begin DATA FOR THIS EXERCISE

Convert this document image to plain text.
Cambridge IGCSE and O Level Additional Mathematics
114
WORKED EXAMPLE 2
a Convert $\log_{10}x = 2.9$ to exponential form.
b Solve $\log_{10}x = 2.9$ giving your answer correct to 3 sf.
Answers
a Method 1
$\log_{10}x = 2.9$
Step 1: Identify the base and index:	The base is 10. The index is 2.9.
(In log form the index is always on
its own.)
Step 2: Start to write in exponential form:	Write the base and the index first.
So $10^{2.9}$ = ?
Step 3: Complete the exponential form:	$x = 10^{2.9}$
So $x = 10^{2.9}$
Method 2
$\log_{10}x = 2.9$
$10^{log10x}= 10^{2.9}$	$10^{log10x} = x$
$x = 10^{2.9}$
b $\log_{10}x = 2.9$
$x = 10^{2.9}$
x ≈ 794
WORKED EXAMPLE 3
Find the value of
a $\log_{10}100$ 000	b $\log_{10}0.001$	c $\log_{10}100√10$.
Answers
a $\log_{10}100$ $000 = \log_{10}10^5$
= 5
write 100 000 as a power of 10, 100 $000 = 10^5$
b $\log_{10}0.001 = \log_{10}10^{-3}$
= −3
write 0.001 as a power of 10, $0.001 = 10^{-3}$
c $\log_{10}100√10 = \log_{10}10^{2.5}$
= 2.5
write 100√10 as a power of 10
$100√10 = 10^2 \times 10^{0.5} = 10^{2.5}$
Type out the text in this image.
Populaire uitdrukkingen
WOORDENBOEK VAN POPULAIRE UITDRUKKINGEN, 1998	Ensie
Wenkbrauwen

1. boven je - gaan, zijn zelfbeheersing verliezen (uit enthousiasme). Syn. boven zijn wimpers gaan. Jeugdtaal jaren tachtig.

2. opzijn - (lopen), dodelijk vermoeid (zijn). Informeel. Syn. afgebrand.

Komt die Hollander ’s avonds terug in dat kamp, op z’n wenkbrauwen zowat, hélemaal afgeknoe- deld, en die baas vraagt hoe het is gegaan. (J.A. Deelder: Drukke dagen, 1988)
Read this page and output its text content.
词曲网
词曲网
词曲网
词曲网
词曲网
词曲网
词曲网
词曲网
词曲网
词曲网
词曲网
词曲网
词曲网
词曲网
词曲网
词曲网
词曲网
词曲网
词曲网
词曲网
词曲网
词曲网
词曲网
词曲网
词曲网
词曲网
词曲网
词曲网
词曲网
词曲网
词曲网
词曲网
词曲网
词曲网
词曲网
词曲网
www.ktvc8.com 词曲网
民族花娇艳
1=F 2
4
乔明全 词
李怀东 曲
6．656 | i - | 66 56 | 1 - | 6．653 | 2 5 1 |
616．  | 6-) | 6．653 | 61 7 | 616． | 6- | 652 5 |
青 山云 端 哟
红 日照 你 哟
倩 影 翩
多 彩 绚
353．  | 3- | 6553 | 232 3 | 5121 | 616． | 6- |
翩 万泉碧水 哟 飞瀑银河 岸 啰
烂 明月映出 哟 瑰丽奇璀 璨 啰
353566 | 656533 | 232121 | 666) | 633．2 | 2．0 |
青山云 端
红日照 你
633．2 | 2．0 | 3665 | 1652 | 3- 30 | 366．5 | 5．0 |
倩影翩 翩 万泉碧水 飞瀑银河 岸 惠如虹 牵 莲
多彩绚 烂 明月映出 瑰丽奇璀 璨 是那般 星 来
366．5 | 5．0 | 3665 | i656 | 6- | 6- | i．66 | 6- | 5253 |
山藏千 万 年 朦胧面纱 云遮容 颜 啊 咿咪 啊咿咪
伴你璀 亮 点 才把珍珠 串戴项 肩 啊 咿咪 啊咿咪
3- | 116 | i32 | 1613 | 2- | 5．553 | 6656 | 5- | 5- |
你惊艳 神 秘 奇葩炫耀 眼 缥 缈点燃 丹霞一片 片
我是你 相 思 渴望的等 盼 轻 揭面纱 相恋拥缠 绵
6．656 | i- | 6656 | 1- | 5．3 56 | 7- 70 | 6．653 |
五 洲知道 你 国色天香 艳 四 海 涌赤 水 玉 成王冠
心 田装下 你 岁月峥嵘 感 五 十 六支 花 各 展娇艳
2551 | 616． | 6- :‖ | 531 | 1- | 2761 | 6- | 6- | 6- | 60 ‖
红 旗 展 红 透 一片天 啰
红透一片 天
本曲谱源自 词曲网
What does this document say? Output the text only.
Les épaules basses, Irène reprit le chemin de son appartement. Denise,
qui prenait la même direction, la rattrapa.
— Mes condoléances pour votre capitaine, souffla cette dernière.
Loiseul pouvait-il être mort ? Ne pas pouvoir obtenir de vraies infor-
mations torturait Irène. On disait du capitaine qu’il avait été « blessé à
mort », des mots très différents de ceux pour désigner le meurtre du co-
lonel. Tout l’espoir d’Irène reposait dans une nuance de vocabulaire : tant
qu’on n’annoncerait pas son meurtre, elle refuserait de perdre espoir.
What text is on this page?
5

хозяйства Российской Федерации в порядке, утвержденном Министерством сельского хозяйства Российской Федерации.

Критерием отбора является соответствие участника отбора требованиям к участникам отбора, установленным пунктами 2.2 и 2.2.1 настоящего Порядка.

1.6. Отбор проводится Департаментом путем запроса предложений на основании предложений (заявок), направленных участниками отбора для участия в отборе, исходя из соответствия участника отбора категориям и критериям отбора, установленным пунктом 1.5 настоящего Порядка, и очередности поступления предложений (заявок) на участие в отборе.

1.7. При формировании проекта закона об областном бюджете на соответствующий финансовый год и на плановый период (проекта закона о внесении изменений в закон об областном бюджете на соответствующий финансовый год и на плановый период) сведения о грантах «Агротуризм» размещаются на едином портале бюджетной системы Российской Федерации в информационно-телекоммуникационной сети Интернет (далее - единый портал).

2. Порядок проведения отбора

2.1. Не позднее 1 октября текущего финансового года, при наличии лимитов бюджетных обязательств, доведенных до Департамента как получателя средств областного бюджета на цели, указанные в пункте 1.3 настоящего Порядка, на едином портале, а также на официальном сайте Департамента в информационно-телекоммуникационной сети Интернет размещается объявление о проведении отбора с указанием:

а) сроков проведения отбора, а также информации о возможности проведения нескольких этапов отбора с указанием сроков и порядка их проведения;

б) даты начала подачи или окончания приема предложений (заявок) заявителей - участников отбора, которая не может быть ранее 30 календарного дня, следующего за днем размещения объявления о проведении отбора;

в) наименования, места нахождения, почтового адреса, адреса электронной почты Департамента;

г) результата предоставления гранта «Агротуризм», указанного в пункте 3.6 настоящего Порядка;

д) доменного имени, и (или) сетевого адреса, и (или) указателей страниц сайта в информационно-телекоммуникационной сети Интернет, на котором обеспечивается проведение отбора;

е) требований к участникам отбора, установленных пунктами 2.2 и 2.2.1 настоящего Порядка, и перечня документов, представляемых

end DATA FOR THIS EXERCISE

Copy out all lines above that include the string "Интернет".

1.7. При формировании проекта закона об областном бюджете на соответствующий финансовый год и на плановый период (проекта закона о внесении изменений в закон об областном бюджете на соответствующий финансовый год и на плановый период) сведения о грантах «Агротуризм» размещаются на едином портале бюджетной системы Российской Федерации в информационно-телекоммуникационной сети Интернет (далее - единый портал).
2.1. Не позднее 1 октября текущего финансового года, при наличии лимитов бюджетных обязательств, доведенных до Департамента как получателя средств областного бюджета на цели, указанные в пункте 1.3 настоящего Порядка, на едином портале, а также на официальном сайте Департамента в информационно-телекоммуникационной сети Интернет размещается объявление о проведении отбора с указанием:
д) доменного имени, и (или) сетевого адреса, и (или) указателей страниц сайта в информационно-телекоммуникационной сети Интернет, на котором обеспечивается проведение отбора;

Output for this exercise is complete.